In your copy, reproduce the entries exactly as they are, minus the images.
'''
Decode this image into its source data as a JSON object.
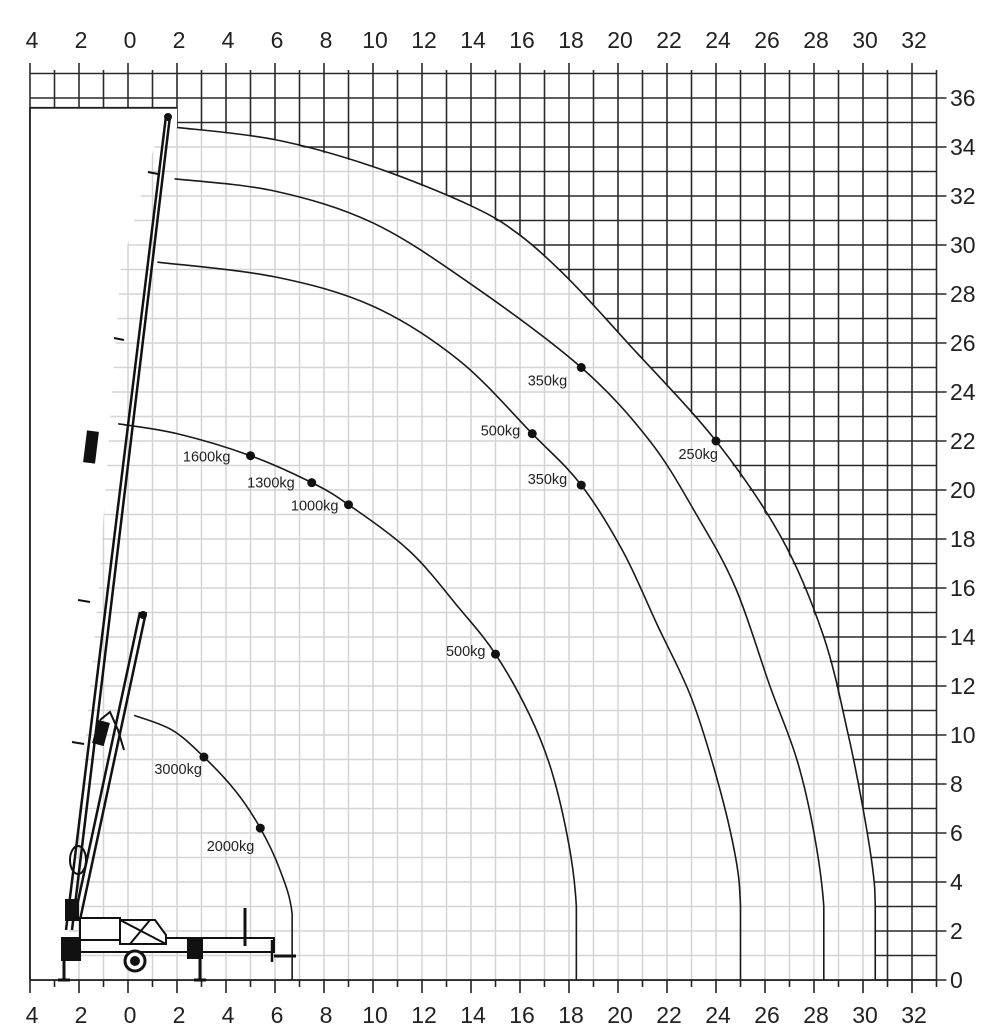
{
  "chart_data": {
    "type": "line",
    "title": "",
    "xlabel": "",
    "ylabel": "",
    "x_tick_labels": [
      "4",
      "2",
      "0",
      "2",
      "4",
      "6",
      "8",
      "10",
      "12",
      "14",
      "16",
      "18",
      "20",
      "22",
      "24",
      "26",
      "28",
      "30",
      "32"
    ],
    "x_tick_values": [
      -4,
      -2,
      0,
      2,
      4,
      6,
      8,
      10,
      12,
      14,
      16,
      18,
      20,
      22,
      24,
      26,
      28,
      30,
      32
    ],
    "y_tick_labels": [
      "0",
      "2",
      "4",
      "6",
      "8",
      "10",
      "12",
      "14",
      "16",
      "18",
      "20",
      "22",
      "24",
      "26",
      "28",
      "30",
      "32",
      "34",
      "36"
    ],
    "y_tick_values": [
      0,
      2,
      4,
      6,
      8,
      10,
      12,
      14,
      16,
      18,
      20,
      22,
      24,
      26,
      28,
      30,
      32,
      34,
      36
    ],
    "xlim": [
      -4,
      33
    ],
    "ylim": [
      0,
      37
    ],
    "grid": true,
    "colors": {
      "line": "#1a1a1a",
      "light_grid": "#d4d4d4",
      "dark_grid": "#2a2a2a"
    },
    "curves": [
      {
        "points": [
          [
            2,
            34.8
          ],
          [
            6,
            34.3
          ],
          [
            10,
            33.2
          ],
          [
            14,
            31.6
          ],
          [
            16,
            30.4
          ],
          [
            18,
            28.6
          ],
          [
            20.4,
            26
          ],
          [
            24,
            22
          ],
          [
            26.7,
            18
          ],
          [
            28.4,
            14
          ],
          [
            29.4,
            10
          ],
          [
            30,
            7
          ],
          [
            30.4,
            4.5
          ],
          [
            30.5,
            3
          ],
          [
            30.5,
            0
          ]
        ]
      },
      {
        "points": [
          [
            1.9,
            32.7
          ],
          [
            6,
            32.2
          ],
          [
            10,
            30.9
          ],
          [
            14,
            28.4
          ],
          [
            18.5,
            25
          ],
          [
            21.3,
            22
          ],
          [
            23.2,
            19
          ],
          [
            24.8,
            16
          ],
          [
            26.2,
            12
          ],
          [
            27.3,
            9
          ],
          [
            28,
            6
          ],
          [
            28.4,
            3
          ],
          [
            28.4,
            0
          ]
        ]
      },
      {
        "points": [
          [
            1.2,
            29.3
          ],
          [
            6,
            28.7
          ],
          [
            10,
            27.5
          ],
          [
            13.5,
            25.3
          ],
          [
            16.5,
            22.3
          ],
          [
            18.5,
            20.2
          ],
          [
            20.2,
            17.5
          ],
          [
            21.6,
            14.5
          ],
          [
            23,
            11.5
          ],
          [
            24.1,
            8
          ],
          [
            24.8,
            5
          ],
          [
            25,
            3
          ],
          [
            25,
            0
          ]
        ]
      },
      {
        "points": [
          [
            -0.4,
            22.7
          ],
          [
            2,
            22.3
          ],
          [
            5,
            21.4
          ],
          [
            7.5,
            20.3
          ],
          [
            9,
            19.4
          ],
          [
            11.5,
            17.5
          ],
          [
            13.5,
            15.2
          ],
          [
            15,
            13.3
          ],
          [
            16.4,
            10.8
          ],
          [
            17.3,
            8.5
          ],
          [
            18,
            5.5
          ],
          [
            18.3,
            3
          ],
          [
            18.3,
            0
          ]
        ]
      },
      {
        "points": [
          [
            0.25,
            10.8
          ],
          [
            1.8,
            10.2
          ],
          [
            3.1,
            9.1
          ],
          [
            4.4,
            7.7
          ],
          [
            5.4,
            6.2
          ],
          [
            6.2,
            4.5
          ],
          [
            6.7,
            2.7
          ],
          [
            6.7,
            0
          ]
        ]
      }
    ],
    "load_points": [
      {
        "label": "350kg",
        "x": 18.5,
        "y": 25
      },
      {
        "label": "250kg",
        "x": 24,
        "y": 22
      },
      {
        "label": "500kg",
        "x": 16.5,
        "y": 22.3
      },
      {
        "label": "350kg",
        "x": 18.5,
        "y": 20.2
      },
      {
        "label": "1600kg",
        "x": 5,
        "y": 21.4
      },
      {
        "label": "1300kg",
        "x": 7.5,
        "y": 20.3
      },
      {
        "label": "1000kg",
        "x": 9,
        "y": 19.4
      },
      {
        "label": "500kg",
        "x": 15,
        "y": 13.3
      },
      {
        "label": "3000kg",
        "x": 3.1,
        "y": 9.1
      },
      {
        "label": "2000kg",
        "x": 5.4,
        "y": 6.2
      }
    ]
  }
}
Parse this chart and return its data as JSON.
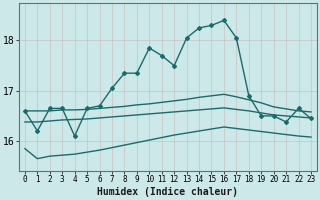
{
  "xlabel": "Humidex (Indice chaleur)",
  "ylabel": "",
  "background_color": "#cce8e8",
  "grid_color": "#b0d0d0",
  "line_color": "#1a6b6b",
  "xlim": [
    -0.5,
    23.5
  ],
  "ylim": [
    15.4,
    18.75
  ],
  "yticks": [
    16,
    17,
    18
  ],
  "xticks": [
    0,
    1,
    2,
    3,
    4,
    5,
    6,
    7,
    8,
    9,
    10,
    11,
    12,
    13,
    14,
    15,
    16,
    17,
    18,
    19,
    20,
    21,
    22,
    23
  ],
  "series": [
    {
      "x": [
        0,
        1,
        2,
        3,
        4,
        5,
        6,
        7,
        8,
        9,
        10,
        11,
        12,
        13,
        14,
        15,
        16,
        17,
        18,
        19,
        20,
        21,
        22,
        23
      ],
      "y": [
        16.6,
        16.2,
        16.65,
        16.65,
        16.1,
        16.65,
        16.7,
        17.05,
        17.35,
        17.35,
        17.85,
        17.7,
        17.5,
        18.05,
        18.25,
        18.3,
        18.4,
        18.05,
        16.9,
        16.5,
        16.5,
        16.38,
        16.65,
        16.45
      ],
      "marker": true,
      "linewidth": 1.0
    },
    {
      "x": [
        0,
        1,
        2,
        3,
        4,
        5,
        6,
        7,
        8,
        9,
        10,
        11,
        12,
        13,
        14,
        15,
        16,
        17,
        18,
        19,
        20,
        21,
        22,
        23
      ],
      "y": [
        16.6,
        16.6,
        16.6,
        16.62,
        16.62,
        16.63,
        16.65,
        16.67,
        16.69,
        16.72,
        16.74,
        16.77,
        16.8,
        16.83,
        16.87,
        16.9,
        16.93,
        16.88,
        16.82,
        16.76,
        16.68,
        16.64,
        16.6,
        16.58
      ],
      "marker": false,
      "linewidth": 1.0
    },
    {
      "x": [
        0,
        1,
        2,
        3,
        4,
        5,
        6,
        7,
        8,
        9,
        10,
        11,
        12,
        13,
        14,
        15,
        16,
        17,
        18,
        19,
        20,
        21,
        22,
        23
      ],
      "y": [
        16.38,
        16.38,
        16.4,
        16.42,
        16.43,
        16.44,
        16.46,
        16.48,
        16.5,
        16.52,
        16.54,
        16.56,
        16.58,
        16.6,
        16.62,
        16.64,
        16.66,
        16.63,
        16.6,
        16.56,
        16.52,
        16.5,
        16.48,
        16.46
      ],
      "marker": false,
      "linewidth": 1.0
    },
    {
      "x": [
        0,
        1,
        2,
        3,
        4,
        5,
        6,
        7,
        8,
        9,
        10,
        11,
        12,
        13,
        14,
        15,
        16,
        17,
        18,
        19,
        20,
        21,
        22,
        23
      ],
      "y": [
        15.85,
        15.65,
        15.7,
        15.72,
        15.74,
        15.78,
        15.82,
        15.87,
        15.92,
        15.97,
        16.02,
        16.07,
        16.12,
        16.16,
        16.2,
        16.24,
        16.28,
        16.25,
        16.22,
        16.19,
        16.16,
        16.13,
        16.1,
        16.08
      ],
      "marker": false,
      "linewidth": 1.0
    }
  ]
}
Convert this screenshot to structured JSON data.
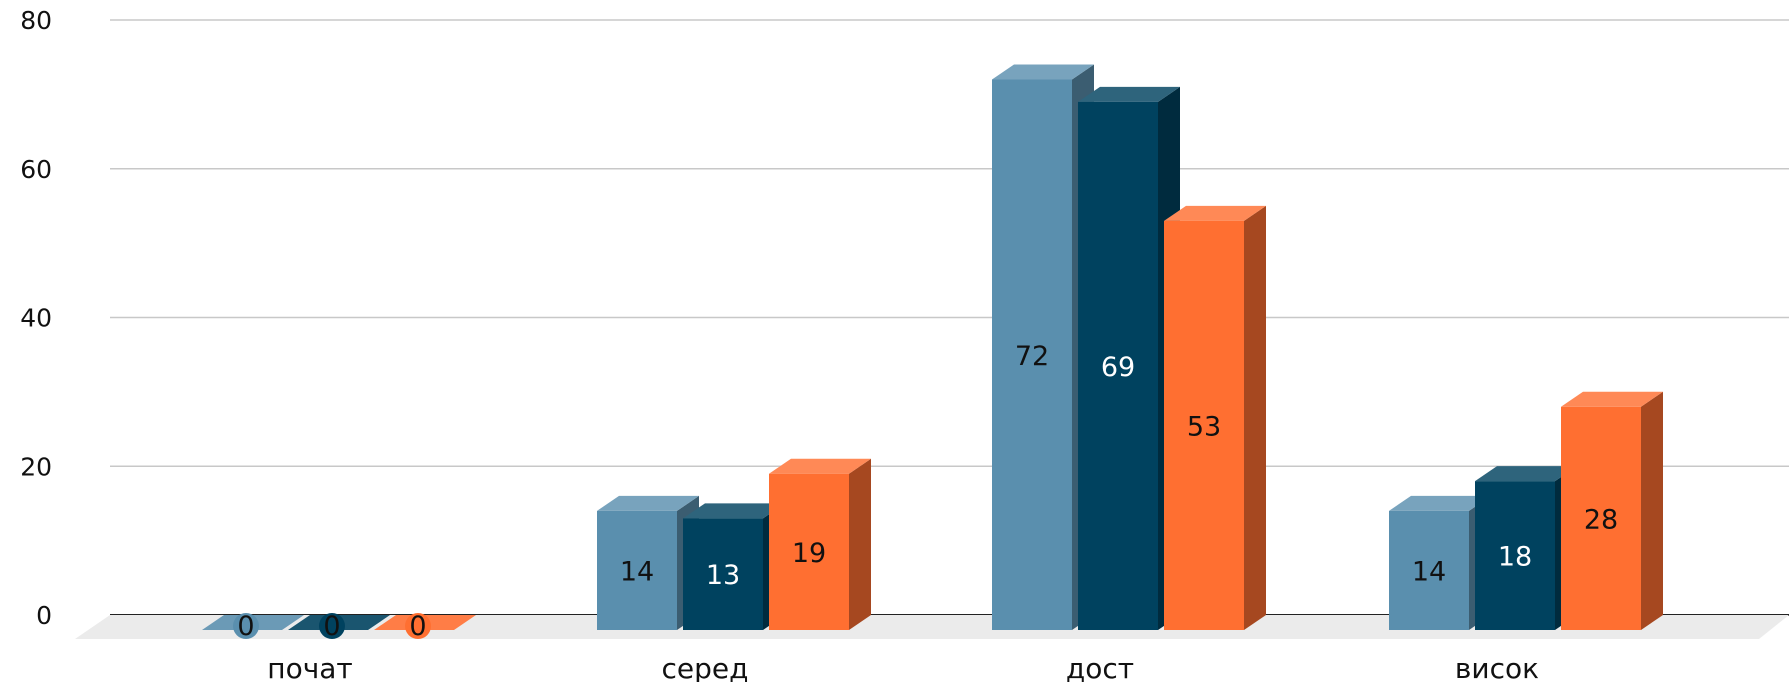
'''
* PROBLEM SOLUTION *
Decode this image into its source data as a JSON object.
{
  "chart_data": {
    "type": "line",
    "title": "",
    "xlabel": "",
    "ylabel": "",
    "x_tick_labels": [
      "4",
      "2",
      "0",
      "2",
      "4",
      "6",
      "8",
      "10",
      "12",
      "14",
      "16",
      "18",
      "20",
      "22",
      "24",
      "26",
      "28",
      "30",
      "32"
    ],
    "x_tick_values": [
      -4,
      -2,
      0,
      2,
      4,
      6,
      8,
      10,
      12,
      14,
      16,
      18,
      20,
      22,
      24,
      26,
      28,
      30,
      32
    ],
    "y_tick_labels": [
      "0",
      "2",
      "4",
      "6",
      "8",
      "10",
      "12",
      "14",
      "16",
      "18",
      "20",
      "22",
      "24",
      "26",
      "28",
      "30",
      "32",
      "34",
      "36"
    ],
    "y_tick_values": [
      0,
      2,
      4,
      6,
      8,
      10,
      12,
      14,
      16,
      18,
      20,
      22,
      24,
      26,
      28,
      30,
      32,
      34,
      36
    ],
    "xlim": [
      -4,
      33
    ],
    "ylim": [
      0,
      37
    ],
    "grid": true,
    "colors": {
      "line": "#1a1a1a",
      "light_grid": "#d4d4d4",
      "dark_grid": "#2a2a2a"
    },
    "curves": [
      {
        "points": [
          [
            2,
            34.8
          ],
          [
            6,
            34.3
          ],
          [
            10,
            33.2
          ],
          [
            14,
            31.6
          ],
          [
            16,
            30.4
          ],
          [
            18,
            28.6
          ],
          [
            20.4,
            26
          ],
          [
            24,
            22
          ],
          [
            26.7,
            18
          ],
          [
            28.4,
            14
          ],
          [
            29.4,
            10
          ],
          [
            30,
            7
          ],
          [
            30.4,
            4.5
          ],
          [
            30.5,
            3
          ],
          [
            30.5,
            0
          ]
        ]
      },
      {
        "points": [
          [
            1.9,
            32.7
          ],
          [
            6,
            32.2
          ],
          [
            10,
            30.9
          ],
          [
            14,
            28.4
          ],
          [
            18.5,
            25
          ],
          [
            21.3,
            22
          ],
          [
            23.2,
            19
          ],
          [
            24.8,
            16
          ],
          [
            26.2,
            12
          ],
          [
            27.3,
            9
          ],
          [
            28,
            6
          ],
          [
            28.4,
            3
          ],
          [
            28.4,
            0
          ]
        ]
      },
      {
        "points": [
          [
            1.2,
            29.3
          ],
          [
            6,
            28.7
          ],
          [
            10,
            27.5
          ],
          [
            13.5,
            25.3
          ],
          [
            16.5,
            22.3
          ],
          [
            18.5,
            20.2
          ],
          [
            20.2,
            17.5
          ],
          [
            21.6,
            14.5
          ],
          [
            23,
            11.5
          ],
          [
            24.1,
            8
          ],
          [
            24.8,
            5
          ],
          [
            25,
            3
          ],
          [
            25,
            0
          ]
        ]
      },
      {
        "points": [
          [
            -0.4,
            22.7
          ],
          [
            2,
            22.3
          ],
          [
            5,
            21.4
          ],
          [
            7.5,
            20.3
          ],
          [
            9,
            19.4
          ],
          [
            11.5,
            17.5
          ],
          [
            13.5,
            15.2
          ],
          [
            15,
            13.3
          ],
          [
            16.4,
            10.8
          ],
          [
            17.3,
            8.5
          ],
          [
            18,
            5.5
          ],
          [
            18.3,
            3
          ],
          [
            18.3,
            0
          ]
        ]
      },
      {
        "points": [
          [
            0.25,
            10.8
          ],
          [
            1.8,
            10.2
          ],
          [
            3.1,
            9.1
          ],
          [
            4.4,
            7.7
          ],
          [
            5.4,
            6.2
          ],
          [
            6.2,
            4.5
          ],
          [
            6.7,
            2.7
          ],
          [
            6.7,
            0
          ]
        ]
      }
    ],
    "load_points": [
      {
        "label": "350kg",
        "x": 18.5,
        "y": 25
      },
      {
        "label": "250kg",
        "x": 24,
        "y": 22
      },
      {
        "label": "500kg",
        "x": 16.5,
        "y": 22.3
      },
      {
        "label": "350kg",
        "x": 18.5,
        "y": 20.2
      },
      {
        "label": "1600kg",
        "x": 5,
        "y": 21.4
      },
      {
        "label": "1300kg",
        "x": 7.5,
        "y": 20.3
      },
      {
        "label": "1000kg",
        "x": 9,
        "y": 19.4
      },
      {
        "label": "500kg",
        "x": 15,
        "y": 13.3
      },
      {
        "label": "3000kg",
        "x": 3.1,
        "y": 9.1
      },
      {
        "label": "2000kg",
        "x": 5.4,
        "y": 6.2
      }
    ]
  }
}
Parse this chart and return its data as JSON.
{
  "xlabel": "Humidex (Indice chaleur)",
  "ylabel": "",
  "background_color": "#cce8e8",
  "grid_color": "#b0d0d0",
  "line_color": "#1a6b6b",
  "xlim": [
    -0.5,
    23.5
  ],
  "ylim": [
    15.4,
    18.75
  ],
  "yticks": [
    16,
    17,
    18
  ],
  "xticks": [
    0,
    1,
    2,
    3,
    4,
    5,
    6,
    7,
    8,
    9,
    10,
    11,
    12,
    13,
    14,
    15,
    16,
    17,
    18,
    19,
    20,
    21,
    22,
    23
  ],
  "series": [
    {
      "x": [
        0,
        1,
        2,
        3,
        4,
        5,
        6,
        7,
        8,
        9,
        10,
        11,
        12,
        13,
        14,
        15,
        16,
        17,
        18,
        19,
        20,
        21,
        22,
        23
      ],
      "y": [
        16.6,
        16.2,
        16.65,
        16.65,
        16.1,
        16.65,
        16.7,
        17.05,
        17.35,
        17.35,
        17.85,
        17.7,
        17.5,
        18.05,
        18.25,
        18.3,
        18.4,
        18.05,
        16.9,
        16.5,
        16.5,
        16.38,
        16.65,
        16.45
      ],
      "marker": true,
      "linewidth": 1.0
    },
    {
      "x": [
        0,
        1,
        2,
        3,
        4,
        5,
        6,
        7,
        8,
        9,
        10,
        11,
        12,
        13,
        14,
        15,
        16,
        17,
        18,
        19,
        20,
        21,
        22,
        23
      ],
      "y": [
        16.6,
        16.6,
        16.6,
        16.62,
        16.62,
        16.63,
        16.65,
        16.67,
        16.69,
        16.72,
        16.74,
        16.77,
        16.8,
        16.83,
        16.87,
        16.9,
        16.93,
        16.88,
        16.82,
        16.76,
        16.68,
        16.64,
        16.6,
        16.58
      ],
      "marker": false,
      "linewidth": 1.0
    },
    {
      "x": [
        0,
        1,
        2,
        3,
        4,
        5,
        6,
        7,
        8,
        9,
        10,
        11,
        12,
        13,
        14,
        15,
        16,
        17,
        18,
        19,
        20,
        21,
        22,
        23
      ],
      "y": [
        16.38,
        16.38,
        16.4,
        16.42,
        16.43,
        16.44,
        16.46,
        16.48,
        16.5,
        16.52,
        16.54,
        16.56,
        16.58,
        16.6,
        16.62,
        16.64,
        16.66,
        16.63,
        16.6,
        16.56,
        16.52,
        16.5,
        16.48,
        16.46
      ],
      "marker": false,
      "linewidth": 1.0
    },
    {
      "x": [
        0,
        1,
        2,
        3,
        4,
        5,
        6,
        7,
        8,
        9,
        10,
        11,
        12,
        13,
        14,
        15,
        16,
        17,
        18,
        19,
        20,
        21,
        22,
        23
      ],
      "y": [
        15.85,
        15.65,
        15.7,
        15.72,
        15.74,
        15.78,
        15.82,
        15.87,
        15.92,
        15.97,
        16.02,
        16.07,
        16.12,
        16.16,
        16.2,
        16.24,
        16.28,
        16.25,
        16.22,
        16.19,
        16.16,
        16.13,
        16.1,
        16.08
      ],
      "marker": false,
      "linewidth": 1.0
    }
  ]
}
Convert this screenshot to structured JSON data.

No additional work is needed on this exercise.